## begin

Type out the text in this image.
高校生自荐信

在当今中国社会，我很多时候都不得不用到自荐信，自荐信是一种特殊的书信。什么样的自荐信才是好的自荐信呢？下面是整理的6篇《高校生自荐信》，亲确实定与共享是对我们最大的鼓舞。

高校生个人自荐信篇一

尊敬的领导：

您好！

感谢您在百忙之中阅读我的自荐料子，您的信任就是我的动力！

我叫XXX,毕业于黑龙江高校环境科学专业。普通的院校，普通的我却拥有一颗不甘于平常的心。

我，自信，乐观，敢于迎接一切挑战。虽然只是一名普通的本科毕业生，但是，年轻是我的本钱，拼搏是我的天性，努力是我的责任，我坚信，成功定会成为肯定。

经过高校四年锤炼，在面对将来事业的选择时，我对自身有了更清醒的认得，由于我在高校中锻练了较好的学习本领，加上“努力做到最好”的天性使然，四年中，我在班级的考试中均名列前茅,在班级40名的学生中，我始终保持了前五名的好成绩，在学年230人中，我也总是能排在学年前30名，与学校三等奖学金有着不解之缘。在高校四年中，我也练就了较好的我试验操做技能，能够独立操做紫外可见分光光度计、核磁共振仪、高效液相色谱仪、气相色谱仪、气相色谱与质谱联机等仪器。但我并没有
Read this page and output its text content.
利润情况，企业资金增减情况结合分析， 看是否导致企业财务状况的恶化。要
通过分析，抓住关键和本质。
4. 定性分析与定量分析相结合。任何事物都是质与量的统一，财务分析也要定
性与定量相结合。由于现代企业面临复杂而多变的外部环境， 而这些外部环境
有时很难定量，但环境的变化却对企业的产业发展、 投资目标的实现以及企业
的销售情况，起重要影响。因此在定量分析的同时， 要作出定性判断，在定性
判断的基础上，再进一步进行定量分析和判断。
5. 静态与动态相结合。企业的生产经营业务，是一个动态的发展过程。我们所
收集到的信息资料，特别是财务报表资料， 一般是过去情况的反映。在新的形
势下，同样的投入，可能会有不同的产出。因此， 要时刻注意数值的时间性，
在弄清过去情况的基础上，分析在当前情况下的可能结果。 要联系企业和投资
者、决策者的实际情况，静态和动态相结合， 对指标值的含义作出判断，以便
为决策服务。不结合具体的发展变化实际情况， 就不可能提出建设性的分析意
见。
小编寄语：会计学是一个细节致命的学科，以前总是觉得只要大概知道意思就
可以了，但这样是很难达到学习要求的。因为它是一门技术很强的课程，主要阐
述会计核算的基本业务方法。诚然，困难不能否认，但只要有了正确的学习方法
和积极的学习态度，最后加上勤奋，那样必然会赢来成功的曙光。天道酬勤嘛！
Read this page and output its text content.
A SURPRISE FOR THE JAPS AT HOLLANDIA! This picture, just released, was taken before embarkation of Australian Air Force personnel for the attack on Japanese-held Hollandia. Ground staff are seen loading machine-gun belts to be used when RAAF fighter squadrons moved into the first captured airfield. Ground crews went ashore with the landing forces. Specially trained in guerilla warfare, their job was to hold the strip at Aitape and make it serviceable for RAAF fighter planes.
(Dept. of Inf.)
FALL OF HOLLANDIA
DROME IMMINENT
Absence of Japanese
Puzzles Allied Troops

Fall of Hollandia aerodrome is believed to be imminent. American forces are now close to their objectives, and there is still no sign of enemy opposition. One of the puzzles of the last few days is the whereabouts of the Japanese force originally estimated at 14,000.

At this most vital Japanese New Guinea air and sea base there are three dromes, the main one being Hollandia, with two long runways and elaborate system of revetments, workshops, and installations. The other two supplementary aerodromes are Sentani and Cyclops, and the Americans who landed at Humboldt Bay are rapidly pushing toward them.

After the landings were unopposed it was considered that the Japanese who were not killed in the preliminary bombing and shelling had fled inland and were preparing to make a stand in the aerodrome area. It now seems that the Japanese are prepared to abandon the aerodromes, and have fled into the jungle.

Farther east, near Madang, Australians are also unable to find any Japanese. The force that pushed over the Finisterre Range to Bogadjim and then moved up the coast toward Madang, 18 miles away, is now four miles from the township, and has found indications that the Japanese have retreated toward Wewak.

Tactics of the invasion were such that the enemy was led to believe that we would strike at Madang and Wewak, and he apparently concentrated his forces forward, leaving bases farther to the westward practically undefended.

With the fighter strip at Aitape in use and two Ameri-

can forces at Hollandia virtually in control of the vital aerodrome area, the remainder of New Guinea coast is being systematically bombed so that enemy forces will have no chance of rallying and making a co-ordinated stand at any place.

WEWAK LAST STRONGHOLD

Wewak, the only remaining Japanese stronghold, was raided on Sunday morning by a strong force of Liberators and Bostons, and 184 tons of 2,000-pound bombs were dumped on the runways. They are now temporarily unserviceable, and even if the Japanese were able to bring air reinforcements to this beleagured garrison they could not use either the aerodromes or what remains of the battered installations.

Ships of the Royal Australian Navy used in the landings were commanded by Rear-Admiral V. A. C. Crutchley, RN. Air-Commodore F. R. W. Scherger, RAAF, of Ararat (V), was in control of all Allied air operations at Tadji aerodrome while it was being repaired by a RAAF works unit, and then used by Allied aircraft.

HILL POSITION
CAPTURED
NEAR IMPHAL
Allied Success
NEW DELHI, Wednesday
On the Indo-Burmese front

## end

● **EXERCISE REQUIREMENTS**:
Say, as a number only, how many lines of the data contain "高校生自荐信".

● **COMPLETED TASK**:
2